Copy each line exactly.

* [Exercise inputs]
▬▬▬
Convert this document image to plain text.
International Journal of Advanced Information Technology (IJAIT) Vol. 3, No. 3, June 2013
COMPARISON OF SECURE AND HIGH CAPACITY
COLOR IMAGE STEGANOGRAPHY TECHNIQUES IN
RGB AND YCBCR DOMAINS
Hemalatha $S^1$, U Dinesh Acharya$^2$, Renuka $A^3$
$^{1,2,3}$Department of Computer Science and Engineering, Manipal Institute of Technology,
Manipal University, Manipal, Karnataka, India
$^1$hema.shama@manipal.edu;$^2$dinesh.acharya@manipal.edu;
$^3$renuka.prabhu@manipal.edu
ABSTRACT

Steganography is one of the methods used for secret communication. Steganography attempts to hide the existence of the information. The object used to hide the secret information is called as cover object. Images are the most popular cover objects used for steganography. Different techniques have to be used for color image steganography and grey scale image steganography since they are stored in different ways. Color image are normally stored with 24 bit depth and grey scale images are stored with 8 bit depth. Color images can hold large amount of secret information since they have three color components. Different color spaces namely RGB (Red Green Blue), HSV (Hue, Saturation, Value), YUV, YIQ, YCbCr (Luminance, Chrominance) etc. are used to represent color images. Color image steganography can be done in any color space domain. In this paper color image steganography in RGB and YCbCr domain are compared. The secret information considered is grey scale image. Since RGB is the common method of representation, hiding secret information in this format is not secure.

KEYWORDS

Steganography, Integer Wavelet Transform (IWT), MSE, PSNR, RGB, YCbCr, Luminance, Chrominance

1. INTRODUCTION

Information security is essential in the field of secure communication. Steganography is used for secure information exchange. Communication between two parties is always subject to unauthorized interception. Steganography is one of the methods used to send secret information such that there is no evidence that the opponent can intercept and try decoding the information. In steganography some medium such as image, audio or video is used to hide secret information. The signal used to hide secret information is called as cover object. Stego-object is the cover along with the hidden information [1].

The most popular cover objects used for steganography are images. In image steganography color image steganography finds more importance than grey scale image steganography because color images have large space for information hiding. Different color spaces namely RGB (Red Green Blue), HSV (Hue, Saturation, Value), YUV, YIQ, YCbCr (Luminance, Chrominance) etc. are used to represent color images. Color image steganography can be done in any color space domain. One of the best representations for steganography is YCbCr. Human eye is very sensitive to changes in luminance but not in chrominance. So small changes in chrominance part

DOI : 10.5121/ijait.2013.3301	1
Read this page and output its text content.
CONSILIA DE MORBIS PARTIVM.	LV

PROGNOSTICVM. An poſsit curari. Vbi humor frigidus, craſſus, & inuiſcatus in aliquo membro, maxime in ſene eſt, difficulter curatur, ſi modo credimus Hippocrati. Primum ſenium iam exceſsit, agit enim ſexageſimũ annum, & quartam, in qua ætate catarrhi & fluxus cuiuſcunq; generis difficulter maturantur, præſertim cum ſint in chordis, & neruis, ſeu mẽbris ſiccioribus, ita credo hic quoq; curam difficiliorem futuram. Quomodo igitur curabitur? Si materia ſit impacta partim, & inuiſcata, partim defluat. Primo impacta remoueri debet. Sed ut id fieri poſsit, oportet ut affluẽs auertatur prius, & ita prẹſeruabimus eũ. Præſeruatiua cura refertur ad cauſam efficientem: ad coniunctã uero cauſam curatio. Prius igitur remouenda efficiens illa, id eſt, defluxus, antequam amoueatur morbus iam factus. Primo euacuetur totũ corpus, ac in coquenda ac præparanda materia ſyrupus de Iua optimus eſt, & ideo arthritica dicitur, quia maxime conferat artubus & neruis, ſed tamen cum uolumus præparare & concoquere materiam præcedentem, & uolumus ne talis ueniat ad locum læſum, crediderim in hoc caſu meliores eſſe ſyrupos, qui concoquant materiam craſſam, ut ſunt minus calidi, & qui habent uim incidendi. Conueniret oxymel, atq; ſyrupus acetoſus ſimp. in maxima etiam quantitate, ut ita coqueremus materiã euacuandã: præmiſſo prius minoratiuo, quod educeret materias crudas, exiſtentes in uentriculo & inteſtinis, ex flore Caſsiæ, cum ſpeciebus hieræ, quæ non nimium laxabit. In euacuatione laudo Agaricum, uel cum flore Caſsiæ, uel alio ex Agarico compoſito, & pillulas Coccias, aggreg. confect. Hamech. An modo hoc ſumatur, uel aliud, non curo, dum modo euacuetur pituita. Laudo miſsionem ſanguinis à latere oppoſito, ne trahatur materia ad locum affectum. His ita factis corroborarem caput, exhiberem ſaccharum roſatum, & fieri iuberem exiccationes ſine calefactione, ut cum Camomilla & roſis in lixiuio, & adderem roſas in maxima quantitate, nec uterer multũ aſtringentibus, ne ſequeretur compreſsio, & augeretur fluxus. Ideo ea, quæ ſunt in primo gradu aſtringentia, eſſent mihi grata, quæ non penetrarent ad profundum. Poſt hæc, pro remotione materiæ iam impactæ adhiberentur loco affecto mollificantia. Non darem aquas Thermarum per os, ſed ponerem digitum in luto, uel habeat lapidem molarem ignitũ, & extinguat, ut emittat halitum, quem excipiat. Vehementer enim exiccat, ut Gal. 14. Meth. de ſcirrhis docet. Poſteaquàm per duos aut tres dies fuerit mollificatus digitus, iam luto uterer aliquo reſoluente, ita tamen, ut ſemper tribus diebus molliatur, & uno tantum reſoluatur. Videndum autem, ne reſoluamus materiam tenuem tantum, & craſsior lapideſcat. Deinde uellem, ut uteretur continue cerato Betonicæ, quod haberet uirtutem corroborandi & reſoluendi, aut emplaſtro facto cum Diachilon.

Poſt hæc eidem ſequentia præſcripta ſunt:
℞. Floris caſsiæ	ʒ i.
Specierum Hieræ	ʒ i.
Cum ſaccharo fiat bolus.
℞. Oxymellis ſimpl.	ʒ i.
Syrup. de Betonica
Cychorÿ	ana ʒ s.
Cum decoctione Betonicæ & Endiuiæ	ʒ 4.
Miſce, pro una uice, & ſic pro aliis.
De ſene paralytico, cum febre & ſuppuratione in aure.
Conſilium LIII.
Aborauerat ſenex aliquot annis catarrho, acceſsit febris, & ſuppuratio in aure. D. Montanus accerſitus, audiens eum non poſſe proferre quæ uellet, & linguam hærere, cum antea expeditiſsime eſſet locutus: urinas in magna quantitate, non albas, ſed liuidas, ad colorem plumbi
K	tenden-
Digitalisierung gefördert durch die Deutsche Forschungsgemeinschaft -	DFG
▬▬▬
* [Task result]
Convert this document image to plain text.
International Journal of Advanced Information Technology (IJAIT) Vol. 3, No. 3, June 2013
COMPARISON OF SECURE AND HIGH CAPACITY
COLOR IMAGE STEGANOGRAPHY TECHNIQUES IN
RGB AND YCBCR DOMAINS
Hemalatha $S^1$, U Dinesh Acharya$^2$, Renuka $A^3$
$^{1,2,3}$Department of Computer Science and Engineering, Manipal Institute of Technology,
Manipal University, Manipal, Karnataka, India
$^1$hema.shama@manipal.edu;$^2$dinesh.acharya@manipal.edu;
$^3$renuka.prabhu@manipal.edu
ABSTRACT

Steganography is one of the methods used for secret communication. Steganography attempts to hide the existence of the information. The object used to hide the secret information is called as cover object. Images are the most popular cover objects used for steganography. Different techniques have to be used for color image steganography and grey scale image steganography since they are stored in different ways. Color image are normally stored with 24 bit depth and grey scale images are stored with 8 bit depth. Color images can hold large amount of secret information since they have three color components. Different color spaces namely RGB (Red Green Blue), HSV (Hue, Saturation, Value), YUV, YIQ, YCbCr (Luminance, Chrominance) etc. are used to represent color images. Color image steganography can be done in any color space domain. In this paper color image steganography in RGB and YCbCr domain are compared. The secret information considered is grey scale image. Since RGB is the common method of representation, hiding secret information in this format is not secure.

KEYWORDS

Steganography, Integer Wavelet Transform (IWT), MSE, PSNR, RGB, YCbCr, Luminance, Chrominance

1. INTRODUCTION

Information security is essential in the field of secure communication. Steganography is used for secure information exchange. Communication between two parties is always subject to unauthorized interception. Steganography is one of the methods used to send secret information such that there is no evidence that the opponent can intercept and try decoding the information. In steganography some medium such as image, audio or video is used to hide secret information. The signal used to hide secret information is called as cover object. Stego-object is the cover along with the hidden information [1].

The most popular cover objects used for steganography are images. In image steganography color image steganography finds more importance than grey scale image steganography because color images have large space for information hiding. Different color spaces namely RGB (Red Green Blue), HSV (Hue, Saturation, Value), YUV, YIQ, YCbCr (Luminance, Chrominance) etc. are used to represent color images. Color image steganography can be done in any color space domain. One of the best representations for steganography is YCbCr. Human eye is very sensitive to changes in luminance but not in chrominance. So small changes in chrominance part

DOI : 10.5121/ijait.2013.3301	1
Read this page and output its text content.
CONSILIA DE MORBIS PARTIVM.	LV

PROGNOSTICVM. An poſsit curari. Vbi humor frigidus, craſſus, & inuiſcatus in aliquo membro, maxime in ſene eſt, difficulter curatur, ſi modo credimus Hippocrati. Primum ſenium iam exceſsit, agit enim ſexageſimũ annum, & quartam, in qua ætate catarrhi & fluxus cuiuſcunq; generis difficulter maturantur, præſertim cum ſint in chordis, & neruis, ſeu mẽbris ſiccioribus, ita credo hic quoq; curam difficiliorem futuram. Quomodo igitur curabitur? Si materia ſit impacta partim, & inuiſcata, partim defluat. Primo impacta remoueri debet. Sed ut id fieri poſsit, oportet ut affluẽs auertatur prius, & ita prẹſeruabimus eũ. Præſeruatiua cura refertur ad cauſam efficientem: ad coniunctã uero cauſam curatio. Prius igitur remouenda efficiens illa, id eſt, defluxus, antequam amoueatur morbus iam factus. Primo euacuetur totũ corpus, ac in coquenda ac præparanda materia ſyrupus de Iua optimus eſt, & ideo arthritica dicitur, quia maxime conferat artubus & neruis, ſed tamen cum uolumus præparare & concoquere materiam præcedentem, & uolumus ne talis ueniat ad locum læſum, crediderim in hoc caſu meliores eſſe ſyrupos, qui concoquant materiam craſſam, ut ſunt minus calidi, & qui habent uim incidendi. Conueniret oxymel, atq; ſyrupus acetoſus ſimp. in maxima etiam quantitate, ut ita coqueremus materiã euacuandã: præmiſſo prius minoratiuo, quod educeret materias crudas, exiſtentes in uentriculo & inteſtinis, ex flore Caſsiæ, cum ſpeciebus hieræ, quæ non nimium laxabit. In euacuatione laudo Agaricum, uel cum flore Caſsiæ, uel alio ex Agarico compoſito, & pillulas Coccias, aggreg. confect. Hamech. An modo hoc ſumatur, uel aliud, non curo, dum modo euacuetur pituita. Laudo miſsionem ſanguinis à latere oppoſito, ne trahatur materia ad locum affectum. His ita factis corroborarem caput, exhiberem ſaccharum roſatum, & fieri iuberem exiccationes ſine calefactione, ut cum Camomilla & roſis in lixiuio, & adderem roſas in maxima quantitate, nec uterer multũ aſtringentibus, ne ſequeretur compreſsio, & augeretur fluxus. Ideo ea, quæ ſunt in primo gradu aſtringentia, eſſent mihi grata, quæ non penetrarent ad profundum. Poſt hæc, pro remotione materiæ iam impactæ adhiberentur loco affecto mollificantia. Non darem aquas Thermarum per os, ſed ponerem digitum in luto, uel habeat lapidem molarem ignitũ, & extinguat, ut emittat halitum, quem excipiat. Vehementer enim exiccat, ut Gal. 14. Meth. de ſcirrhis docet. Poſteaquàm per duos aut tres dies fuerit mollificatus digitus, iam luto uterer aliquo reſoluente, ita tamen, ut ſemper tribus diebus molliatur, & uno tantum reſoluatur. Videndum autem, ne reſoluamus materiam tenuem tantum, & craſsior lapideſcat. Deinde uellem, ut uteretur continue cerato Betonicæ, quod haberet uirtutem corroborandi & reſoluendi, aut emplaſtro facto cum Diachilon.

Poſt hæc eidem ſequentia præſcripta ſunt:
℞. Floris caſsiæ	ʒ i.
Specierum Hieræ	ʒ i.
Cum ſaccharo fiat bolus.
℞. Oxymellis ſimpl.	ʒ i.
Syrup. de Betonica
Cychorÿ	ana ʒ s.
Cum decoctione Betonicæ & Endiuiæ	ʒ 4.
Miſce, pro una uice, & ſic pro aliis.
De ſene paralytico, cum febre & ſuppuratione in aure.
Conſilium LIII.
Aborauerat ſenex aliquot annis catarrho, acceſsit febris, & ſuppuratio in aure. D. Montanus accerſitus, audiens eum non poſſe proferre quæ uellet, & linguam hærere, cum antea expeditiſsime eſſet locutus: urinas in magna quantitate, non albas, ſed liuidas, ad colorem plumbi
K	tenden-
Digitalisierung gefördert durch die Deutsche Forschungsgemeinschaft -	DFG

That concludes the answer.